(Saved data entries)
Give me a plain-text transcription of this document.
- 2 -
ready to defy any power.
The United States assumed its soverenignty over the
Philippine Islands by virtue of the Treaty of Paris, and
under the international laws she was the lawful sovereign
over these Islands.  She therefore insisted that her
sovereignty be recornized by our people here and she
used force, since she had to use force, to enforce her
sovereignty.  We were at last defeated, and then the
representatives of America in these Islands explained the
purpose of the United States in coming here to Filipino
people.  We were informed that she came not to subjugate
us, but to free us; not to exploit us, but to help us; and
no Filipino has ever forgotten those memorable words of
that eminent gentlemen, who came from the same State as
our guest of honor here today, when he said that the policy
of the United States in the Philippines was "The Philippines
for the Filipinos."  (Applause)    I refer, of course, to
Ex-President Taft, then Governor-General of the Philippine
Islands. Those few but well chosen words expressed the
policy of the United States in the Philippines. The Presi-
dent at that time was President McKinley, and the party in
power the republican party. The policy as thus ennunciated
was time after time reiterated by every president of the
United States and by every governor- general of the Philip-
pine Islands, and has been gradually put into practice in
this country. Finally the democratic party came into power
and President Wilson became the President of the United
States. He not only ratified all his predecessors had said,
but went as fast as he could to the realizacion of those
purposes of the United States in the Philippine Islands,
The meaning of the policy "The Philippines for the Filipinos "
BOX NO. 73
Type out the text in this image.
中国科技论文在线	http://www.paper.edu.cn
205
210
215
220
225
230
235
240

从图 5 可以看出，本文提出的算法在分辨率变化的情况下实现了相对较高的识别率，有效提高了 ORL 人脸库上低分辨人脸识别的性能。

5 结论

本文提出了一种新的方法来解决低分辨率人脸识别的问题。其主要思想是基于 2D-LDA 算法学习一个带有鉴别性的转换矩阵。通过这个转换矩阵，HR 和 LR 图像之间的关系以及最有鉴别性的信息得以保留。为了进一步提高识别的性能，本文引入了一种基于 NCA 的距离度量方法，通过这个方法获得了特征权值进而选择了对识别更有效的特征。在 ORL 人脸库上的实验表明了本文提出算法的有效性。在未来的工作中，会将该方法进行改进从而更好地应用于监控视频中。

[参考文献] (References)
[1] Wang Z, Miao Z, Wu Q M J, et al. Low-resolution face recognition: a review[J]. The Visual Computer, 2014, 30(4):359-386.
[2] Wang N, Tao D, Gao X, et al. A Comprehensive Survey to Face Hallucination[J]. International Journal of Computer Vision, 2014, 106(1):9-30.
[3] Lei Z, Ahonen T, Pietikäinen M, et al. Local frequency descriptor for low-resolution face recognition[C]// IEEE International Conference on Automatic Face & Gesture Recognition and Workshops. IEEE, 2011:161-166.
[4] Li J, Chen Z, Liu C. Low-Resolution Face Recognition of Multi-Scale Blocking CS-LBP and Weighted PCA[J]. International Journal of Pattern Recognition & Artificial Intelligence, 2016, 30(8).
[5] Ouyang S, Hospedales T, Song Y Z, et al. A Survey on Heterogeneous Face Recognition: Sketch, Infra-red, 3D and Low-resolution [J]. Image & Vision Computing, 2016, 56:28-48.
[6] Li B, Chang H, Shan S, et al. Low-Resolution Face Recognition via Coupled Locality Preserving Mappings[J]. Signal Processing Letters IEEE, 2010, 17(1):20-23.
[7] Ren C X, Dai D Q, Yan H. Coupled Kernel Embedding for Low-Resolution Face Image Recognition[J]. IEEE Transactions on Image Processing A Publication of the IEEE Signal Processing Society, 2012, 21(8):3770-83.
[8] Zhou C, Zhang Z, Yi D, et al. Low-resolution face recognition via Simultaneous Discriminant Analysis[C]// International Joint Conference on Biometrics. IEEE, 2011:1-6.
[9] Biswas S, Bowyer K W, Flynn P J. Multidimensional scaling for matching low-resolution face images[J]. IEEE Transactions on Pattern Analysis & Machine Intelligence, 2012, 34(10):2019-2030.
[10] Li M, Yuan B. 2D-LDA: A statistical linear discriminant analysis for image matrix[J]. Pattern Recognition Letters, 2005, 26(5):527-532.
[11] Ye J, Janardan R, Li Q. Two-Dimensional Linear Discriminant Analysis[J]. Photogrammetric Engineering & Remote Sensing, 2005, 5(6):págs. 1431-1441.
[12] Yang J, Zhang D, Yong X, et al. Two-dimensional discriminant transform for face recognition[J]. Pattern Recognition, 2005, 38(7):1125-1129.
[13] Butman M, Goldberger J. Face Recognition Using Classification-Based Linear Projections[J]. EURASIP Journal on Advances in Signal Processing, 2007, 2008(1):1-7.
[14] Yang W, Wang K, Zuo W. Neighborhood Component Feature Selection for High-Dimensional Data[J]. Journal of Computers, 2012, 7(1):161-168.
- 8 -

INSTRUCTIONS FOR THE TASK: Quote the data above in full, changing nothing.

TASK RESPONSE:
Give me a plain-text transcription of this document.
- 2 -
ready to defy any power.
The United States assumed its soverenignty over the
Philippine Islands by virtue of the Treaty of Paris, and
under the international laws she was the lawful sovereign
over these Islands.  She therefore insisted that her
sovereignty be recornized by our people here and she
used force, since she had to use force, to enforce her
sovereignty.  We were at last defeated, and then the
representatives of America in these Islands explained the
purpose of the United States in coming here to Filipino
people.  We were informed that she came not to subjugate
us, but to free us; not to exploit us, but to help us; and
no Filipino has ever forgotten those memorable words of
that eminent gentlemen, who came from the same State as
our guest of honor here today, when he said that the policy
of the United States in the Philippines was "The Philippines
for the Filipinos."  (Applause)    I refer, of course, to
Ex-President Taft, then Governor-General of the Philippine
Islands. Those few but well chosen words expressed the
policy of the United States in the Philippines. The Presi-
dent at that time was President McKinley, and the party in
power the republican party. The policy as thus ennunciated
was time after time reiterated by every president of the
United States and by every governor- general of the Philip-
pine Islands, and has been gradually put into practice in
this country. Finally the democratic party came into power
and President Wilson became the President of the United
States. He not only ratified all his predecessors had said,
but went as fast as he could to the realizacion of those
purposes of the United States in the Philippine Islands,
The meaning of the policy "The Philippines for the Filipinos "
BOX NO. 73
Type out the text in this image.
中国科技论文在线	http://www.paper.edu.cn
205
210
215
220
225
230
235
240

从图 5 可以看出，本文提出的算法在分辨率变化的情况下实现了相对较高的识别率，有效提高了 ORL 人脸库上低分辨人脸识别的性能。

5 结论

本文提出了一种新的方法来解决低分辨率人脸识别的问题。其主要思想是基于 2D-LDA 算法学习一个带有鉴别性的转换矩阵。通过这个转换矩阵，HR 和 LR 图像之间的关系以及最有鉴别性的信息得以保留。为了进一步提高识别的性能，本文引入了一种基于 NCA 的距离度量方法，通过这个方法获得了特征权值进而选择了对识别更有效的特征。在 ORL 人脸库上的实验表明了本文提出算法的有效性。在未来的工作中，会将该方法进行改进从而更好地应用于监控视频中。

[参考文献] (References)
[1] Wang Z, Miao Z, Wu Q M J, et al. Low-resolution face recognition: a review[J]. The Visual Computer, 2014, 30(4):359-386.
[2] Wang N, Tao D, Gao X, et al. A Comprehensive Survey to Face Hallucination[J]. International Journal of Computer Vision, 2014, 106(1):9-30.
[3] Lei Z, Ahonen T, Pietikäinen M, et al. Local frequency descriptor for low-resolution face recognition[C]// IEEE International Conference on Automatic Face & Gesture Recognition and Workshops. IEEE, 2011:161-166.
[4] Li J, Chen Z, Liu C. Low-Resolution Face Recognition of Multi-Scale Blocking CS-LBP and Weighted PCA[J]. International Journal of Pattern Recognition & Artificial Intelligence, 2016, 30(8).
[5] Ouyang S, Hospedales T, Song Y Z, et al. A Survey on Heterogeneous Face Recognition: Sketch, Infra-red, 3D and Low-resolution [J]. Image & Vision Computing, 2016, 56:28-48.
[6] Li B, Chang H, Shan S, et al. Low-Resolution Face Recognition via Coupled Locality Preserving Mappings[J]. Signal Processing Letters IEEE, 2010, 17(1):20-23.
[7] Ren C X, Dai D Q, Yan H. Coupled Kernel Embedding for Low-Resolution Face Image Recognition[J]. IEEE Transactions on Image Processing A Publication of the IEEE Signal Processing Society, 2012, 21(8):3770-83.
[8] Zhou C, Zhang Z, Yi D, et al. Low-resolution face recognition via Simultaneous Discriminant Analysis[C]// International Joint Conference on Biometrics. IEEE, 2011:1-6.
[9] Biswas S, Bowyer K W, Flynn P J. Multidimensional scaling for matching low-resolution face images[J]. IEEE Transactions on Pattern Analysis & Machine Intelligence, 2012, 34(10):2019-2030.
[10] Li M, Yuan B. 2D-LDA: A statistical linear discriminant analysis for image matrix[J]. Pattern Recognition Letters, 2005, 26(5):527-532.
[11] Ye J, Janardan R, Li Q. Two-Dimensional Linear Discriminant Analysis[J]. Photogrammetric Engineering & Remote Sensing, 2005, 5(6):págs. 1431-1441.
[12] Yang J, Zhang D, Yong X, et al. Two-dimensional discriminant transform for face recognition[J]. Pattern Recognition, 2005, 38(7):1125-1129.
[13] Butman M, Goldberger J. Face Recognition Using Classification-Based Linear Projections[J]. EURASIP Journal on Advances in Signal Processing, 2007, 2008(1):1-7.
[14] Yang W, Wang K, Zuo W. Neighborhood Component Feature Selection for High-Dimensional Data[J]. Journal of Computers, 2012, 7(1):161-168.
- 8 -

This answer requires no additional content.